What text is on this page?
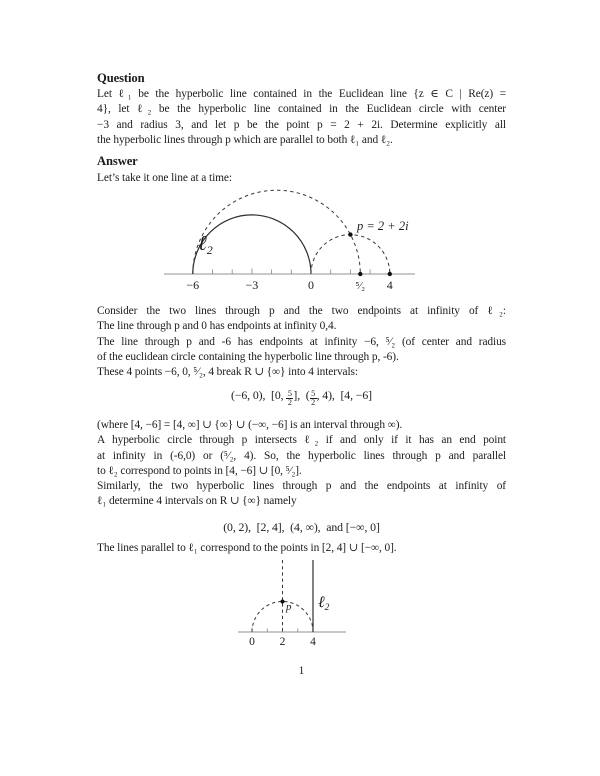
Question
Let ℓ₁ be the hyperbolic line contained in the Euclidean line {z ∈ C | Re(z) =
4}, let ℓ₂ be the hyperbolic line contained in the Euclidean circle with center
−3 and radius 3, and let p be the point p = 2 + 2i. Determine explicitly all
the hyperbolic lines through p which are parallel to both ℓ₁ and ℓ₂.
Answer
Let’s take it one line at a time:
−6	−3	0	⁵⁄₂ 4
p = 2 + 2i
ℓ2
Consider the two lines through p and the two endpoints at infinity of ℓ₂:
The line through p and 0 has endpoints at infinity 0,4.
The line through p and -6 has endpoints at infinity −6, ⁵⁄₂ (of center and radius
of the euclidean circle containing the hyperbolic line through p, -6).
These 4 points −6, 0, ⁵⁄₂, 4 break R ∪ {∞} into 4 intervals:
(−6, 0),  [0, $\frac{5}{2}$ ],  ( $\frac{5}{2}$ , 4),  [4, −6]
(where [4, −6] = [4, ∞] ∪ {∞} ∪ (−∞, −6] is an interval through ∞).
A hyperbolic circle through p intersects ℓ₂ if and only if it has an end point
at infinity in (-6,0) or (⁵⁄₂, 4). So, the hyperbolic lines through p and parallel
to ℓ₂ correspond to points in [4, −6] ∪ [0, ⁵⁄₂].
Similarly, the two hyperbolic lines through p and the endpoints at infinity of
ℓ₁ determine 4 intervals on R ∪ {∞} namely
(0, 2),  [2, 4],  (4, ∞),  and [−∞, 0]
The lines parallel to ℓ₁ correspond to the points in [2, 4] ∪ [−∞, 0].
p ℓ2
0 2 4
1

> **THE REQUEST**:
Transcribe the complete set of entries verbatim. No pictures belong in the copy.

> **RESULT**:
What text is on this page?
Question
Let ℓ₁ be the hyperbolic line contained in the Euclidean line {z ∈ C | Re(z) =
4}, let ℓ₂ be the hyperbolic line contained in the Euclidean circle with center
−3 and radius 3, and let p be the point p = 2 + 2i. Determine explicitly all
the hyperbolic lines through p which are parallel to both ℓ₁ and ℓ₂.
Answer
Let’s take it one line at a time:
−6	−3	0	⁵⁄₂ 4
p = 2 + 2i
ℓ2
Consider the two lines through p and the two endpoints at infinity of ℓ₂:
The line through p and 0 has endpoints at infinity 0,4.
The line through p and -6 has endpoints at infinity −6, ⁵⁄₂ (of center and radius
of the euclidean circle containing the hyperbolic line through p, -6).
These 4 points −6, 0, ⁵⁄₂, 4 break R ∪ {∞} into 4 intervals:
(−6, 0),  [0, $\frac{5}{2}$ ],  ( $\frac{5}{2}$ , 4),  [4, −6]
(where [4, −6] = [4, ∞] ∪ {∞} ∪ (−∞, −6] is an interval through ∞).
A hyperbolic circle through p intersects ℓ₂ if and only if it has an end point
at infinity in (-6,0) or (⁵⁄₂, 4). So, the hyperbolic lines through p and parallel
to ℓ₂ correspond to points in [4, −6] ∪ [0, ⁵⁄₂].
Similarly, the two hyperbolic lines through p and the endpoints at infinity of
ℓ₁ determine 4 intervals on R ∪ {∞} namely
(0, 2),  [2, 4],  (4, ∞),  and [−∞, 0]
The lines parallel to ℓ₁ correspond to the points in [2, 4] ∪ [−∞, 0].
p ℓ2
0 2 4
1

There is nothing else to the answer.